### DATASET
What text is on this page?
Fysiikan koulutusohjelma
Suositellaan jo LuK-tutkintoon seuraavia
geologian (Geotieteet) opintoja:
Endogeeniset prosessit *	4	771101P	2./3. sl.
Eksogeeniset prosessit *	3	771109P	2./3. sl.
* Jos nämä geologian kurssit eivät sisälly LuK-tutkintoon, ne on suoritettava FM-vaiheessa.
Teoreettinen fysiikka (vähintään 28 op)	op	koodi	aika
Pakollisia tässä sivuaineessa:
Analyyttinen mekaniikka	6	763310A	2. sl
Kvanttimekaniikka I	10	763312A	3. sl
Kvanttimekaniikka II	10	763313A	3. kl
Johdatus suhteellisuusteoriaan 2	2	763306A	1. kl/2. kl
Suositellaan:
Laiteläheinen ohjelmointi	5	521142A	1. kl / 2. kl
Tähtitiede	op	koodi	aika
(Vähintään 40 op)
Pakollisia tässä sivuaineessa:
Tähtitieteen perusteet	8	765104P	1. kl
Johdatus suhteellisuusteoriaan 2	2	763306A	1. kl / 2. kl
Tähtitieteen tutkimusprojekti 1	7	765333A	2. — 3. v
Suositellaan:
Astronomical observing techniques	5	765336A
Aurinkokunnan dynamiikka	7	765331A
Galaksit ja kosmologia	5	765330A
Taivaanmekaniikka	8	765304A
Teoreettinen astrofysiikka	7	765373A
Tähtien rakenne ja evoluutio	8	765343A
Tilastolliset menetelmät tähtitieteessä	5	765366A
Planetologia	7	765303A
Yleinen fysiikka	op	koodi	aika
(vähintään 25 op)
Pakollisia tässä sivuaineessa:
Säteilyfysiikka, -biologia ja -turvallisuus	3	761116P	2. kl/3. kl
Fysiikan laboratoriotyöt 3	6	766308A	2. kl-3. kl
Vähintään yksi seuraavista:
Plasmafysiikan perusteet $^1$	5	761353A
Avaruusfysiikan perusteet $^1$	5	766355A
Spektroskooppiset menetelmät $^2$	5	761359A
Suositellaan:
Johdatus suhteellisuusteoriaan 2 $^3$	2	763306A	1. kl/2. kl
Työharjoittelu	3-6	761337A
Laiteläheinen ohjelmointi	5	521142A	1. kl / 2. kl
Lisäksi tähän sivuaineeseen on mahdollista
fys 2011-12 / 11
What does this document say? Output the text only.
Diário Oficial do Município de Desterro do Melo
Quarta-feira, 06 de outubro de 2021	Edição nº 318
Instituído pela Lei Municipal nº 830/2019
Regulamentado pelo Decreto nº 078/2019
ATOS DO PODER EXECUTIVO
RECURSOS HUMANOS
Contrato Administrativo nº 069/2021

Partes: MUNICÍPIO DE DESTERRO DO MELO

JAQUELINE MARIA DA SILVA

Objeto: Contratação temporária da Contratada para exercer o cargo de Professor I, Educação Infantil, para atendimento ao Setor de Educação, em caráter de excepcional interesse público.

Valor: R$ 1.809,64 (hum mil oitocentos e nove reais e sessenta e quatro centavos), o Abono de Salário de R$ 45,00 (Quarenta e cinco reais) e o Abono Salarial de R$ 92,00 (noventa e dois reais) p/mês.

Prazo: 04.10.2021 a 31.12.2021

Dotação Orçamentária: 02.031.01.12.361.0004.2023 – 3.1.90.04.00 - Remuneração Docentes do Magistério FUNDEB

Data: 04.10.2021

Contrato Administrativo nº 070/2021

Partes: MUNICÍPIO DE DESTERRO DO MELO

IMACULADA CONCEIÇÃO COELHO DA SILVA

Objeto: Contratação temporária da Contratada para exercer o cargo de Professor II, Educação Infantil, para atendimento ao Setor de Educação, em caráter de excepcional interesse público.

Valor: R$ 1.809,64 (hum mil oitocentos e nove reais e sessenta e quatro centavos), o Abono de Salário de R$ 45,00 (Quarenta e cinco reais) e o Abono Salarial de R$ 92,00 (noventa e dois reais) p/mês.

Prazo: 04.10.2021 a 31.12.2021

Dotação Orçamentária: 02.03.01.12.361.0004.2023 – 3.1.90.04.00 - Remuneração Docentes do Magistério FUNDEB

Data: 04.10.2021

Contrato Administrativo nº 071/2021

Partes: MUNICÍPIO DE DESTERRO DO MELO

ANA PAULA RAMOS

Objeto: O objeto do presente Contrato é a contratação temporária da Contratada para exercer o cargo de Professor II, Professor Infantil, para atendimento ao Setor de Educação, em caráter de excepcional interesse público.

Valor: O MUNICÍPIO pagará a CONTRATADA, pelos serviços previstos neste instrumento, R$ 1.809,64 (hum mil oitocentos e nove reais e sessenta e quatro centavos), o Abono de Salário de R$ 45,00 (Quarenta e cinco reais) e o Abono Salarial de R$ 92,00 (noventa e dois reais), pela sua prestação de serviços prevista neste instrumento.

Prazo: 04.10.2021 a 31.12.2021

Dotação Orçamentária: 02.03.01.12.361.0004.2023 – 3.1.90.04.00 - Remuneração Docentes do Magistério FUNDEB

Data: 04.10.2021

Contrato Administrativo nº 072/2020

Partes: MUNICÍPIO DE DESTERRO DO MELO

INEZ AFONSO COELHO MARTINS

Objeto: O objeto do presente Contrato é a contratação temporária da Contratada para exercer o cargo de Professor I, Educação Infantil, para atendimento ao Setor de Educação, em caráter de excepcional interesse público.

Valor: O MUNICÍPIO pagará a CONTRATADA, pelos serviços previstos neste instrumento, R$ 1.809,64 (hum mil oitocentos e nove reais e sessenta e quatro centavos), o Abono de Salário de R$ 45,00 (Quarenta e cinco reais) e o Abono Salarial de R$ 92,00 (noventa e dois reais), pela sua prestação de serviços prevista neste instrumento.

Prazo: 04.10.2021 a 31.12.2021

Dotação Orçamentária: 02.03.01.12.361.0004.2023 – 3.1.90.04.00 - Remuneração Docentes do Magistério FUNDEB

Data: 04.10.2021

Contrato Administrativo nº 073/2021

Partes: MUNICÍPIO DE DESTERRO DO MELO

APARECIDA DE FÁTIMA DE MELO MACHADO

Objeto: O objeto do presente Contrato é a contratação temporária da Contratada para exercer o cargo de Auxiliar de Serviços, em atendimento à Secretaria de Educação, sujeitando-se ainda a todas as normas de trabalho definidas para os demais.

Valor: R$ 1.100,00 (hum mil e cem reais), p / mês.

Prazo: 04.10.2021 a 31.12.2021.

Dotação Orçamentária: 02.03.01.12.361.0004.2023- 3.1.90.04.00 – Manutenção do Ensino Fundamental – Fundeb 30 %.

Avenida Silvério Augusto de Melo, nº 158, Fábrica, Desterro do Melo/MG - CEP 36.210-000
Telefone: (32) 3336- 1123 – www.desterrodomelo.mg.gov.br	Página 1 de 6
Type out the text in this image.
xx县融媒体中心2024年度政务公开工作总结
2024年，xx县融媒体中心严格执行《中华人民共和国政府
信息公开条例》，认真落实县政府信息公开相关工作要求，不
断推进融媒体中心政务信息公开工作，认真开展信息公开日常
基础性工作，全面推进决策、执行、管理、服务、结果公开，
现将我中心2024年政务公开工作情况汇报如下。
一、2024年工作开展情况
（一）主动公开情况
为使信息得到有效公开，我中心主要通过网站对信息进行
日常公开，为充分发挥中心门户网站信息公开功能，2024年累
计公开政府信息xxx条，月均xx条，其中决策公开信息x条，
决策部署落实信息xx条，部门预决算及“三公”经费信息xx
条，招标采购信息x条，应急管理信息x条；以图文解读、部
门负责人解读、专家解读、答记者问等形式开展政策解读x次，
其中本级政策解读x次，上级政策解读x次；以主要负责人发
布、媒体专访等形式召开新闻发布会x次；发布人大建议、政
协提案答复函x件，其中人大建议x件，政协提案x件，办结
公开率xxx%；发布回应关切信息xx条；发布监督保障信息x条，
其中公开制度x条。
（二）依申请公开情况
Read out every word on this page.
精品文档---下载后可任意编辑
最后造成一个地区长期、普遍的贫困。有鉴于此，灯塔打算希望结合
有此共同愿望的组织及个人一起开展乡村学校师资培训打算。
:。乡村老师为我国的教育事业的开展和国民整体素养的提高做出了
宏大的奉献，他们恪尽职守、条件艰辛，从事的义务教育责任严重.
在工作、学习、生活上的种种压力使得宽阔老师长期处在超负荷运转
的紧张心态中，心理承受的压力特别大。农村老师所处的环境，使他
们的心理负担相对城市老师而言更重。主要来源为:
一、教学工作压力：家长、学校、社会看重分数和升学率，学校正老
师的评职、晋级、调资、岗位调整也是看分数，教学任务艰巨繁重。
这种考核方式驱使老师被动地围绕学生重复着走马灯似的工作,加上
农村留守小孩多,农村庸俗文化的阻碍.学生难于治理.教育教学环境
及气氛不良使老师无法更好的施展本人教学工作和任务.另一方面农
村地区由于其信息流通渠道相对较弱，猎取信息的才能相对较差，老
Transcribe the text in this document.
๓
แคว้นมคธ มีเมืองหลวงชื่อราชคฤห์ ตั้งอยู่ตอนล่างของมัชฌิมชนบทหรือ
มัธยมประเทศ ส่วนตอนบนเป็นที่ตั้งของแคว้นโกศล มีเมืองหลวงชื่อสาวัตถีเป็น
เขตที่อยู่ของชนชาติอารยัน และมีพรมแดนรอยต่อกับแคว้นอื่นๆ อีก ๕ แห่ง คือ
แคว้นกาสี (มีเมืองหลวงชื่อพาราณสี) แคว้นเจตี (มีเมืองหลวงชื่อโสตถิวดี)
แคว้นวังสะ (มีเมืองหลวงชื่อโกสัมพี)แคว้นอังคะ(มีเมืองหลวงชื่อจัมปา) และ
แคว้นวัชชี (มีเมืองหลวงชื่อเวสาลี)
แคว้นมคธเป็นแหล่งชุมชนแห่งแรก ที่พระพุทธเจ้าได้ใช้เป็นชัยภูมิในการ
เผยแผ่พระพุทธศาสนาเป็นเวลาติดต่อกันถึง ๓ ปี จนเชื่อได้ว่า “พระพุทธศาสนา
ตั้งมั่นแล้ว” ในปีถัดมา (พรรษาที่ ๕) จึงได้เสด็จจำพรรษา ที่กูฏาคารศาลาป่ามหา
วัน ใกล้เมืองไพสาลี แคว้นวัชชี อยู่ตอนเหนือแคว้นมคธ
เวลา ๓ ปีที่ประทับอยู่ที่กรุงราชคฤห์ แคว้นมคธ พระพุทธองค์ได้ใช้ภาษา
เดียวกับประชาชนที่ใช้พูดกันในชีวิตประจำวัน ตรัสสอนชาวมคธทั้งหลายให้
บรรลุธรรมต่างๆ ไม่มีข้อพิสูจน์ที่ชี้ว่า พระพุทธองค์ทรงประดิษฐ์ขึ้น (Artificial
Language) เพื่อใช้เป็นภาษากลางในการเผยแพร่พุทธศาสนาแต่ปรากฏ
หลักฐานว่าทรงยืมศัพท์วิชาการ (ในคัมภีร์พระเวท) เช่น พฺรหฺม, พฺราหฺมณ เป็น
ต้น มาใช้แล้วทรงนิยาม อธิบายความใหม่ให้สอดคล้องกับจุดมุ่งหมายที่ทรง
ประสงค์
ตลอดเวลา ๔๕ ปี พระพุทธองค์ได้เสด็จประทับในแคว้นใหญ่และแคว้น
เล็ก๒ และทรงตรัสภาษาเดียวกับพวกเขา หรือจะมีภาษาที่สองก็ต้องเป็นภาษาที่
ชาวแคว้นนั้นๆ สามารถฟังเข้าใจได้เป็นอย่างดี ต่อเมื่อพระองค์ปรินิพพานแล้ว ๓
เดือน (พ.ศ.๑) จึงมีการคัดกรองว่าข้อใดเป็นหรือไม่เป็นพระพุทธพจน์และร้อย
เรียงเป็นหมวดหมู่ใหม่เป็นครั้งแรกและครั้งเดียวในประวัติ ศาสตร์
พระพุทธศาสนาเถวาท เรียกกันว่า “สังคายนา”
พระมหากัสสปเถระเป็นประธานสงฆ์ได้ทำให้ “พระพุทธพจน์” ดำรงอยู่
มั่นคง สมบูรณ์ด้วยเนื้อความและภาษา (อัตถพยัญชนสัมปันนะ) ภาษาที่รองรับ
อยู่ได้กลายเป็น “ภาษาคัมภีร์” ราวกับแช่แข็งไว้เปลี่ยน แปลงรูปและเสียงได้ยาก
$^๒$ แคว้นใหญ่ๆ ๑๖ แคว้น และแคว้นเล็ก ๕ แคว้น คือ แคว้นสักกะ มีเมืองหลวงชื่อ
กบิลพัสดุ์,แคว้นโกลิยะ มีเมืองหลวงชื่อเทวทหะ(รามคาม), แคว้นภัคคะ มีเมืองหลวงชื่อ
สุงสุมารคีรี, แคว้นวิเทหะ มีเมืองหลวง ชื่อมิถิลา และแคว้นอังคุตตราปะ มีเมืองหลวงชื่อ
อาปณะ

### TASK DESCRIPTION
Identify each line of the material where the word "SILVA" shows up, and copy it.

### ANSWER IN FULL
JAQUELINE MARIA DA SILVA
IMACULADA CONCEIÇÃO COELHO DA SILVA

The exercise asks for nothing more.